YOUR TASK –
Provide an exact copy of the data, excluding the images.

DATA LISTING –
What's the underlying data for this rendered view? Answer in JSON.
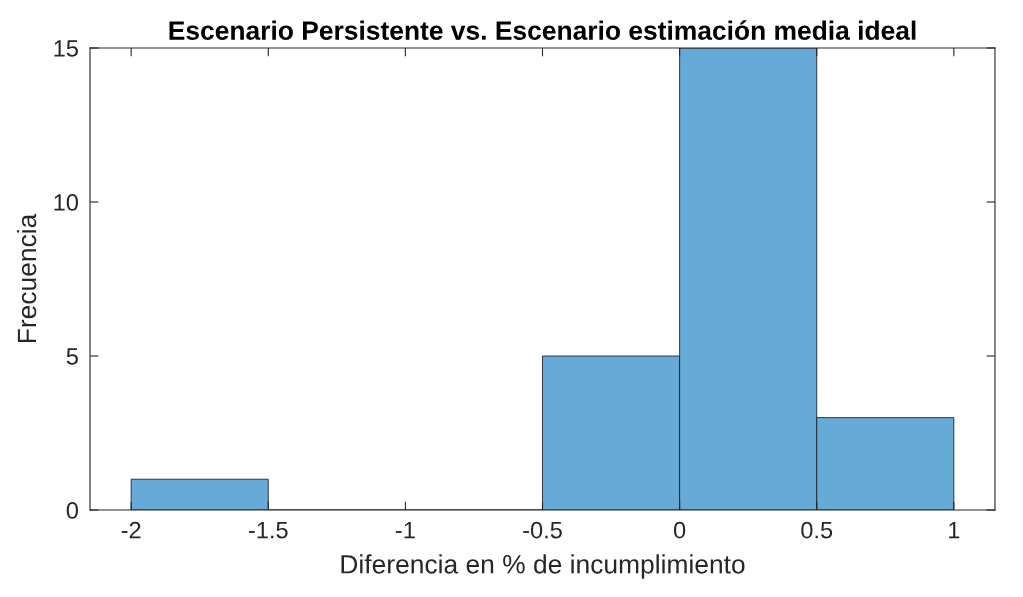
{
  "chart_data": {
    "type": "histogram",
    "title": "Escenario Persistente vs. Escenario estimación media ideal",
    "xlabel": "Diferencia en % de incumplimiento",
    "ylabel": "Frecuencia",
    "bins": [
      -2,
      -1.5,
      -1,
      -0.5,
      0,
      0.5,
      1
    ],
    "values": [
      1,
      0,
      0,
      5,
      15,
      3
    ],
    "color": "#66aad7",
    "xlim": [
      -2.15,
      1.15
    ],
    "xticks": [
      -2,
      -1.5,
      -1,
      -0.5,
      0,
      0.5,
      1
    ],
    "ylim": [
      0,
      15
    ],
    "yticks": [
      0,
      5,
      10,
      15
    ],
    "grid": false
  }
}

COMPLETE RESPONSE –
What's the underlying data for this rendered view? Answer in JSON.
{
  "chart_data": {
    "type": "histogram",
    "title": "Escenario Persistente vs. Escenario estimación media ideal",
    "xlabel": "Diferencia en % de incumplimiento",
    "ylabel": "Frecuencia",
    "bins": [
      -2,
      -1.5,
      -1,
      -0.5,
      0,
      0.5,
      1
    ],
    "values": [
      1,
      0,
      0,
      5,
      15,
      3
    ],
    "color": "#66aad7",
    "xlim": [
      -2.15,
      1.15
    ],
    "xticks": [
      -2,
      -1.5,
      -1,
      -0.5,
      0,
      0.5,
      1
    ],
    "ylim": [
      0,
      15
    ],
    "yticks": [
      0,
      5,
      10,
      15
    ],
    "grid": false
  }
}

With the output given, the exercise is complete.